- _ITEMS_:
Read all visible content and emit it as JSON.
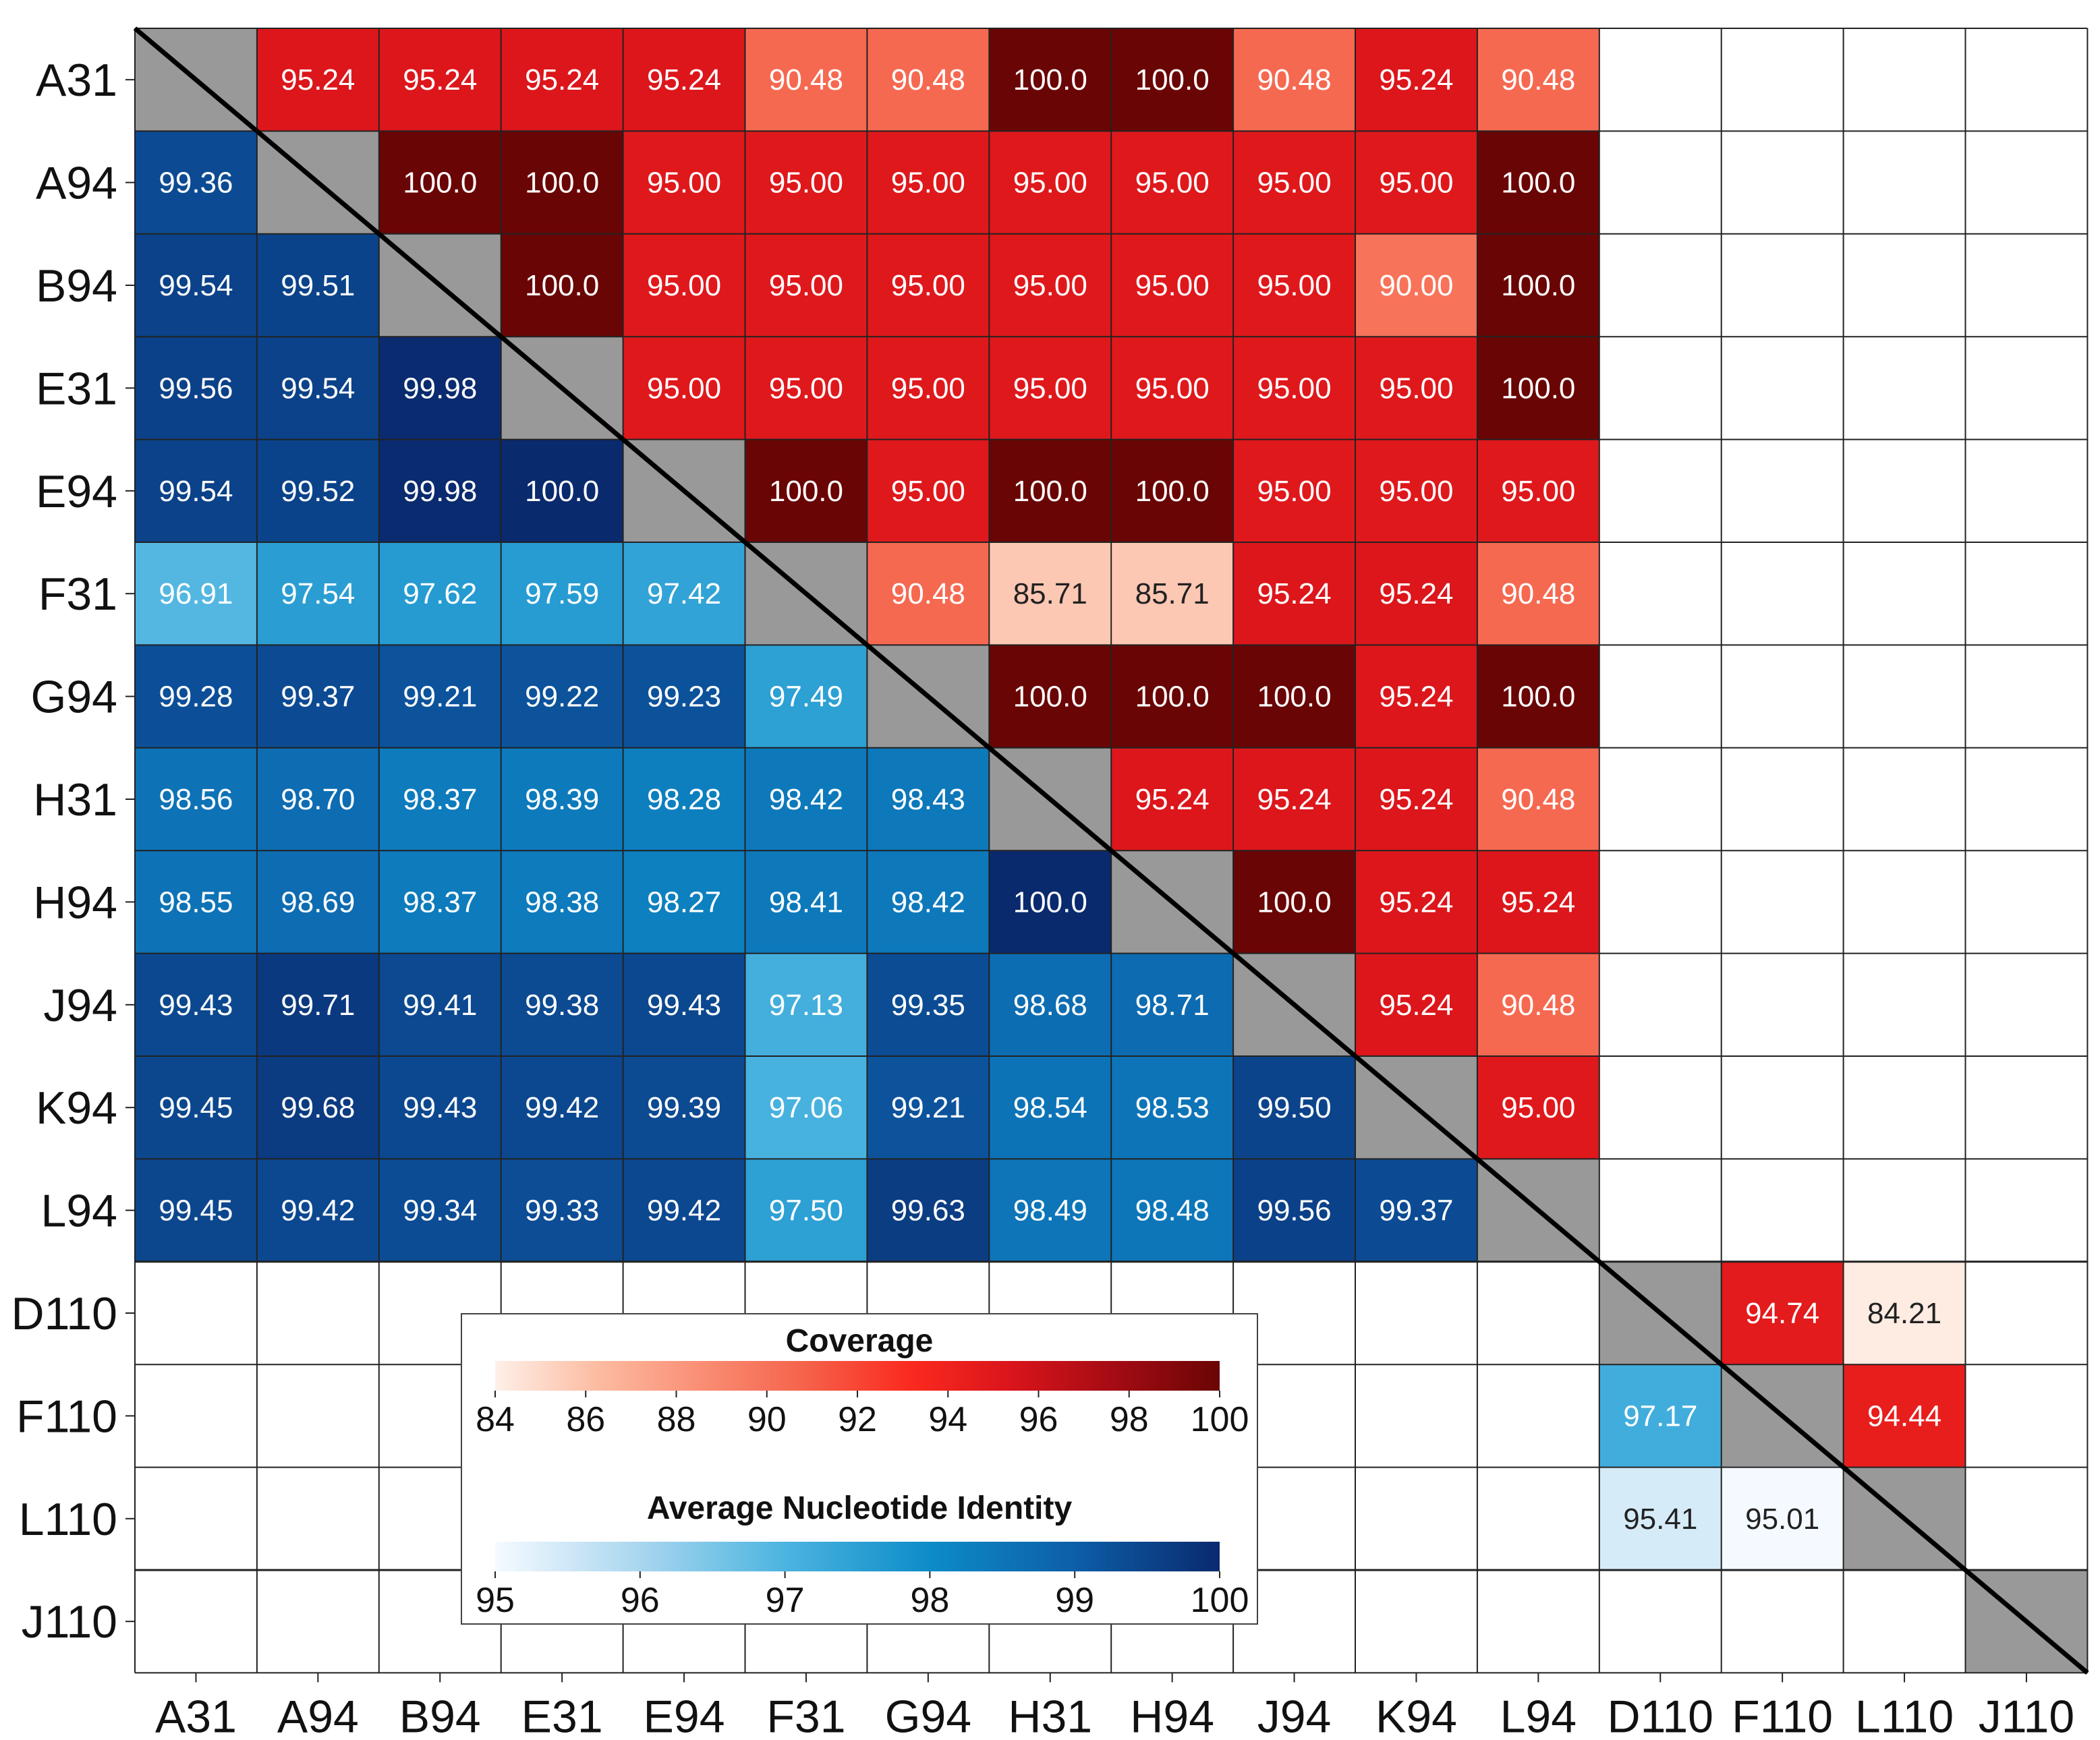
{
  "chart_data": {
    "type": "heatmap",
    "title": "",
    "xlabel": "",
    "ylabel": "",
    "labels": [
      "A31",
      "A94",
      "B94",
      "E31",
      "E94",
      "F31",
      "G94",
      "H31",
      "H94",
      "J94",
      "K94",
      "L94",
      "D110",
      "F110",
      "L110",
      "J110"
    ],
    "upper_triangle_metric": "Coverage",
    "lower_triangle_metric": "Average Nucleotide Identity",
    "matrix": [
      [
        null,
        "95.24",
        "95.24",
        "95.24",
        "95.24",
        "90.48",
        "90.48",
        "100.0",
        "100.0",
        "90.48",
        "95.24",
        "90.48",
        null,
        null,
        null,
        null
      ],
      [
        "99.36",
        null,
        "100.0",
        "100.0",
        "95.00",
        "95.00",
        "95.00",
        "95.00",
        "95.00",
        "95.00",
        "95.00",
        "100.0",
        null,
        null,
        null,
        null
      ],
      [
        "99.54",
        "99.51",
        null,
        "100.0",
        "95.00",
        "95.00",
        "95.00",
        "95.00",
        "95.00",
        "95.00",
        "90.00",
        "100.0",
        null,
        null,
        null,
        null
      ],
      [
        "99.56",
        "99.54",
        "99.98",
        null,
        "95.00",
        "95.00",
        "95.00",
        "95.00",
        "95.00",
        "95.00",
        "95.00",
        "100.0",
        null,
        null,
        null,
        null
      ],
      [
        "99.54",
        "99.52",
        "99.98",
        "100.0",
        null,
        "100.0",
        "95.00",
        "100.0",
        "100.0",
        "95.00",
        "95.00",
        "95.00",
        null,
        null,
        null,
        null
      ],
      [
        "96.91",
        "97.54",
        "97.62",
        "97.59",
        "97.42",
        null,
        "90.48",
        "85.71",
        "85.71",
        "95.24",
        "95.24",
        "90.48",
        null,
        null,
        null,
        null
      ],
      [
        "99.28",
        "99.37",
        "99.21",
        "99.22",
        "99.23",
        "97.49",
        null,
        "100.0",
        "100.0",
        "100.0",
        "95.24",
        "100.0",
        null,
        null,
        null,
        null
      ],
      [
        "98.56",
        "98.70",
        "98.37",
        "98.39",
        "98.28",
        "98.42",
        "98.43",
        null,
        "95.24",
        "95.24",
        "95.24",
        "90.48",
        null,
        null,
        null,
        null
      ],
      [
        "98.55",
        "98.69",
        "98.37",
        "98.38",
        "98.27",
        "98.41",
        "98.42",
        "100.0",
        null,
        "100.0",
        "95.24",
        "95.24",
        null,
        null,
        null,
        null
      ],
      [
        "99.43",
        "99.71",
        "99.41",
        "99.38",
        "99.43",
        "97.13",
        "99.35",
        "98.68",
        "98.71",
        null,
        "95.24",
        "90.48",
        null,
        null,
        null,
        null
      ],
      [
        "99.45",
        "99.68",
        "99.43",
        "99.42",
        "99.39",
        "97.06",
        "99.21",
        "98.54",
        "98.53",
        "99.50",
        null,
        "95.00",
        null,
        null,
        null,
        null
      ],
      [
        "99.45",
        "99.42",
        "99.34",
        "99.33",
        "99.42",
        "97.50",
        "99.63",
        "98.49",
        "98.48",
        "99.56",
        "99.37",
        null,
        null,
        null,
        null,
        null
      ],
      [
        null,
        null,
        null,
        null,
        null,
        null,
        null,
        null,
        null,
        null,
        null,
        null,
        null,
        "94.74",
        "84.21",
        null
      ],
      [
        null,
        null,
        null,
        null,
        null,
        null,
        null,
        null,
        null,
        null,
        null,
        null,
        "97.17",
        null,
        "94.44",
        null
      ],
      [
        null,
        null,
        null,
        null,
        null,
        null,
        null,
        null,
        null,
        null,
        null,
        null,
        "95.41",
        "95.01",
        null,
        null
      ],
      [
        null,
        null,
        null,
        null,
        null,
        null,
        null,
        null,
        null,
        null,
        null,
        null,
        null,
        null,
        null,
        null
      ]
    ],
    "blocks": [
      {
        "start": 0,
        "end": 11
      },
      {
        "start": 12,
        "end": 14
      },
      {
        "start": 15,
        "end": 15
      }
    ],
    "coverage_scale": {
      "title": "Coverage",
      "range": [
        84,
        100
      ],
      "ticks": [
        "84",
        "86",
        "88",
        "90",
        "92",
        "94",
        "96",
        "98",
        "100"
      ],
      "colors": [
        "#fef0e8",
        "#fcbba1",
        "#f98e74",
        "#f5624a",
        "#fb2a1f",
        "#d9141b",
        "#a30b13",
        "#6a0505"
      ]
    },
    "ani_scale": {
      "title": "Average Nucleotide Identity",
      "range": [
        95,
        100
      ],
      "ticks": [
        "95",
        "96",
        "97",
        "98",
        "99",
        "100"
      ],
      "colors": [
        "#f5faff",
        "#a9d6ef",
        "#4cb4e0",
        "#0d8cc8",
        "#0d5ea8",
        "#0a2a6e"
      ]
    },
    "diagonal_color": "#999999"
  }
}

- _EXERCISE BRIEF_: Collect the lines that hold "Average".

- _EXERCISE ANSWER_:
    "lower_triangle_metric": "Average Nucleotide Identity",
      "title": "Average Nucleotide Identity",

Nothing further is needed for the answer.